**DESCRIPTION OF THE TASK**
Copy each line exactly.

+ + + + + + +

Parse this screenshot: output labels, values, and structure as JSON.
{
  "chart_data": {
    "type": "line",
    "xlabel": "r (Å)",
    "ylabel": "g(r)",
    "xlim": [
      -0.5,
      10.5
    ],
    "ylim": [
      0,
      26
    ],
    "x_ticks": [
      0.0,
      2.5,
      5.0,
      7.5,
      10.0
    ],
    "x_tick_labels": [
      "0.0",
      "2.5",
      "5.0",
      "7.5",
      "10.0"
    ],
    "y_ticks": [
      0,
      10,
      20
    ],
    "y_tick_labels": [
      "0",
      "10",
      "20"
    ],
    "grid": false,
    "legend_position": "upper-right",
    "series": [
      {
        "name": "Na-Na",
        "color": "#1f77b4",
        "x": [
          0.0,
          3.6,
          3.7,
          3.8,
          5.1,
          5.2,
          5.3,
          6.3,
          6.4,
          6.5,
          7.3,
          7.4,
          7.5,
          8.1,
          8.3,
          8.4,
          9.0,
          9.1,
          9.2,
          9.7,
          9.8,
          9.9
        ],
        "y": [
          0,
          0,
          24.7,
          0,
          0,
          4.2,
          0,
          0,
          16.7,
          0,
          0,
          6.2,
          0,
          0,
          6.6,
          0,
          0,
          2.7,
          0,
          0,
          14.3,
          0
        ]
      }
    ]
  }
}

+ + + + + + +

**THE COMPLETED TASK**
Parse this screenshot: output labels, values, and structure as JSON.
{
  "chart_data": {
    "type": "line",
    "xlabel": "r (Å)",
    "ylabel": "g(r)",
    "xlim": [
      -0.5,
      10.5
    ],
    "ylim": [
      0,
      26
    ],
    "x_ticks": [
      0.0,
      2.5,
      5.0,
      7.5,
      10.0
    ],
    "x_tick_labels": [
      "0.0",
      "2.5",
      "5.0",
      "7.5",
      "10.0"
    ],
    "y_ticks": [
      0,
      10,
      20
    ],
    "y_tick_labels": [
      "0",
      "10",
      "20"
    ],
    "grid": false,
    "legend_position": "upper-right",
    "series": [
      {
        "name": "Na-Na",
        "color": "#1f77b4",
        "x": [
          0.0,
          3.6,
          3.7,
          3.8,
          5.1,
          5.2,
          5.3,
          6.3,
          6.4,
          6.5,
          7.3,
          7.4,
          7.5,
          8.1,
          8.3,
          8.4,
          9.0,
          9.1,
          9.2,
          9.7,
          9.8,
          9.9
        ],
        "y": [
          0,
          0,
          24.7,
          0,
          0,
          4.2,
          0,
          0,
          16.7,
          0,
          0,
          6.2,
          0,
          0,
          6.6,
          0,
          0,
          2.7,
          0,
          0,
          14.3,
          0
        ]
      }
    ]
  }
}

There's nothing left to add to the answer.